_INSTRUCTIONS TO FOLLOW_.
Locate the lines where "listing" occurs and copy them as they stand.

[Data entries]
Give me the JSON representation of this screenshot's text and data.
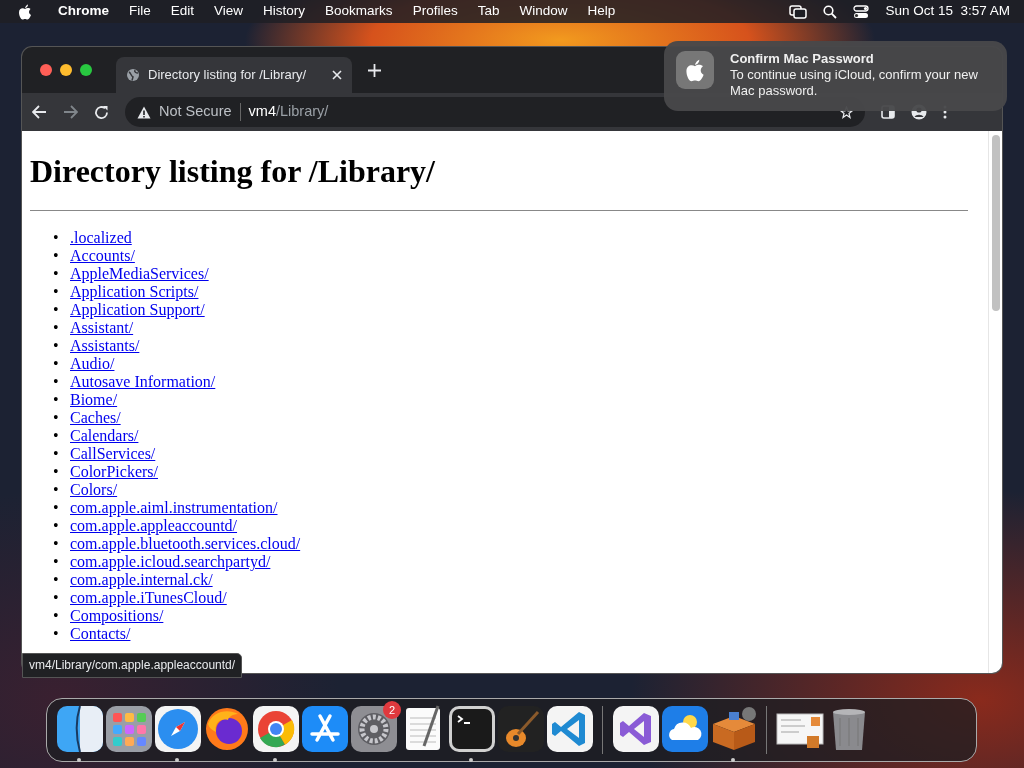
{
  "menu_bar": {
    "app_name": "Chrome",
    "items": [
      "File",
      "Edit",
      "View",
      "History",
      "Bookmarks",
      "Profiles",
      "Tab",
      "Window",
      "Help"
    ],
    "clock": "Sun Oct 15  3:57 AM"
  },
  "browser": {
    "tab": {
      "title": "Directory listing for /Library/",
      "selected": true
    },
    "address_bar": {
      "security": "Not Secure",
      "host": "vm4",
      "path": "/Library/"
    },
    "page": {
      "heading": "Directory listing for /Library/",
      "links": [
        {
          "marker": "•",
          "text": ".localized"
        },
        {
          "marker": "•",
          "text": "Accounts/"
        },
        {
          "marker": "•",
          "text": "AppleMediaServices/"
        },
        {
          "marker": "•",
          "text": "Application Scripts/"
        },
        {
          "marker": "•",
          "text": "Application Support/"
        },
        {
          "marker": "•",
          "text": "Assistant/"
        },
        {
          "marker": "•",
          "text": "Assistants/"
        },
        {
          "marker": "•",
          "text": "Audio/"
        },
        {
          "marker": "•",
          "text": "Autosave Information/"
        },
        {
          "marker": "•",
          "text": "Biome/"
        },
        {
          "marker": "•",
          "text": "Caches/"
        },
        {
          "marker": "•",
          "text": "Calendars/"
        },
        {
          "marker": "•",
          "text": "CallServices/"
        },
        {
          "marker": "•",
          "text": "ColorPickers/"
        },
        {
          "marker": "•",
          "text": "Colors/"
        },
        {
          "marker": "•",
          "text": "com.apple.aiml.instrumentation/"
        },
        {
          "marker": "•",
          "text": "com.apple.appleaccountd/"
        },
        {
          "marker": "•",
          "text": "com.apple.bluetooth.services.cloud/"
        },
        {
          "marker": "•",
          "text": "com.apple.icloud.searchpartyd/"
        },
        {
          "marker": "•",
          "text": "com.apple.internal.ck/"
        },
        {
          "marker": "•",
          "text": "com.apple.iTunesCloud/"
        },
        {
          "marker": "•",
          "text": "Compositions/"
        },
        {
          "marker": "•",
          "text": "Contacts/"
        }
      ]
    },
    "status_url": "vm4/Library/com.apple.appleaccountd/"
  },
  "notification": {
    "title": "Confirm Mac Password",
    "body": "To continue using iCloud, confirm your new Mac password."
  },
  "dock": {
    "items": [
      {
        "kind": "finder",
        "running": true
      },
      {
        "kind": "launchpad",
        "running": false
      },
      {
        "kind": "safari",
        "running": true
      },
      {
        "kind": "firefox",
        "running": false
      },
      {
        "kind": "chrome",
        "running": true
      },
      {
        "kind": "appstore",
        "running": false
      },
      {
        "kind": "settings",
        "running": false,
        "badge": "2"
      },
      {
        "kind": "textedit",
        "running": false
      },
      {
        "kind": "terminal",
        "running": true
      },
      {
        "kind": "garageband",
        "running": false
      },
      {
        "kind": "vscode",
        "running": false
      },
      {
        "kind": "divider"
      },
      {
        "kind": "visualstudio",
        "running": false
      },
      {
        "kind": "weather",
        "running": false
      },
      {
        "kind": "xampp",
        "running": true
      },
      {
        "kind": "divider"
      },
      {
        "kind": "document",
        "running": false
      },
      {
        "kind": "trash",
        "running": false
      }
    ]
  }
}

_TASK ANSWER_.
      "title": "Directory listing for /Library/",
      "heading": "Directory listing for /Library/",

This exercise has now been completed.